§ **Stored data**:
....

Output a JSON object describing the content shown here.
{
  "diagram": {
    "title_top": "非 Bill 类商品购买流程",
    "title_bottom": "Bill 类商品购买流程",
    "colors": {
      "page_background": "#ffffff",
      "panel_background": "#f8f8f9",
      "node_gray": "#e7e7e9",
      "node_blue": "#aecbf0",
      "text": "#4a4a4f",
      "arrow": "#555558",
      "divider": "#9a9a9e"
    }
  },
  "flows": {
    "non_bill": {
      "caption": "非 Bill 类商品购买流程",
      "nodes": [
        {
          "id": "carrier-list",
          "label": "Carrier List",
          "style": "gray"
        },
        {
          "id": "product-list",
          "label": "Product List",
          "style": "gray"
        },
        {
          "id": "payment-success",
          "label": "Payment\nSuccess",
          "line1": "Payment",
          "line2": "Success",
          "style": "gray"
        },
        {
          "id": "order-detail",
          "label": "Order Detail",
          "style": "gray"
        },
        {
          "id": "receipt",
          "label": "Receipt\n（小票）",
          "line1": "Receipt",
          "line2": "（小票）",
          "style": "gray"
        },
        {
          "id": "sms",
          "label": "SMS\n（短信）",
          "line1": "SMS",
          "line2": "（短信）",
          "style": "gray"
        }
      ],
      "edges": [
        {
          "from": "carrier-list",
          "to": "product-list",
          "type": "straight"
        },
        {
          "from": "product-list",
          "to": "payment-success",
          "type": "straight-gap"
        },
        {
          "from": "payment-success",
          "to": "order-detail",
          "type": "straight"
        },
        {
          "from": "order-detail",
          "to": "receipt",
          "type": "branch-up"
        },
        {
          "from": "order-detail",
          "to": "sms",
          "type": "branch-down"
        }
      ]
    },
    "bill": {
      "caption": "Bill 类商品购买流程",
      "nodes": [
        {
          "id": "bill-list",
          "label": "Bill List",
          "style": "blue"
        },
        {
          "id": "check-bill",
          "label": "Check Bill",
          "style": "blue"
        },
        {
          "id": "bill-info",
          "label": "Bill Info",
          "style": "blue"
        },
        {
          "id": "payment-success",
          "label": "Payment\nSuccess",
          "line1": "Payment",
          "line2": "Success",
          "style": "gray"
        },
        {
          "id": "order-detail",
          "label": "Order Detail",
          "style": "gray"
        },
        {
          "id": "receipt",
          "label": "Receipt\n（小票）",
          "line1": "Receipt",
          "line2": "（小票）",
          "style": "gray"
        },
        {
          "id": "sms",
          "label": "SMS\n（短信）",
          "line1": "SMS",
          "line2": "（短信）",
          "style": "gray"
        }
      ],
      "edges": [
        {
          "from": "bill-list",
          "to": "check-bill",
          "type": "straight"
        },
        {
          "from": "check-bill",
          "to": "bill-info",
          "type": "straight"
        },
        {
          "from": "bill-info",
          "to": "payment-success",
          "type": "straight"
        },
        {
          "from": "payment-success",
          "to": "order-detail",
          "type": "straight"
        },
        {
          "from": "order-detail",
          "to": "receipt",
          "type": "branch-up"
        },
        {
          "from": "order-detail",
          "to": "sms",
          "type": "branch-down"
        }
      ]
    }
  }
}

....

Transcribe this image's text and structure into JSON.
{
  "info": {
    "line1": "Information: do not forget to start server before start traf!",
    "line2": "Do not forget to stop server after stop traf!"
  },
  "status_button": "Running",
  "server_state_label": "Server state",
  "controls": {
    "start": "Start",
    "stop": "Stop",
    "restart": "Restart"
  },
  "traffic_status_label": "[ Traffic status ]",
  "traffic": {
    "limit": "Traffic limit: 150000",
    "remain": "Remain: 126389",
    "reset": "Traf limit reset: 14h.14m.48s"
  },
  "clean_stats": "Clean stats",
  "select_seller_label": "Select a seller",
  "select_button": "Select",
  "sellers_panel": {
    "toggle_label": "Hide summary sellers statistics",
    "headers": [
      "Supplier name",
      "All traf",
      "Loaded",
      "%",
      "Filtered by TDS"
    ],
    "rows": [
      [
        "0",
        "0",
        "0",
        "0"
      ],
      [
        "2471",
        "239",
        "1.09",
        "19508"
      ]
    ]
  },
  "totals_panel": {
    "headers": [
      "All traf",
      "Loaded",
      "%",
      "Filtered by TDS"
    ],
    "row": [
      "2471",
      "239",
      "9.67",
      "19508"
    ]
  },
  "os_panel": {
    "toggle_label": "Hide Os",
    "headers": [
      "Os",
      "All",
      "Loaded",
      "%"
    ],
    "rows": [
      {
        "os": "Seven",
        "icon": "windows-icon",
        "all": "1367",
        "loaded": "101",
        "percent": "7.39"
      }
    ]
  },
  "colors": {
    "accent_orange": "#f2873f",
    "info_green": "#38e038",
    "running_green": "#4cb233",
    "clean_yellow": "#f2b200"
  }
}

....

§ **WHAT YOU HAVE TO DO**:
Find all lines with "caption" in them and copy each one.

§ **FINAL RESULT**:
      "caption": "非 Bill 类商品购买流程",
      "caption": "Bill 类商品购买流程",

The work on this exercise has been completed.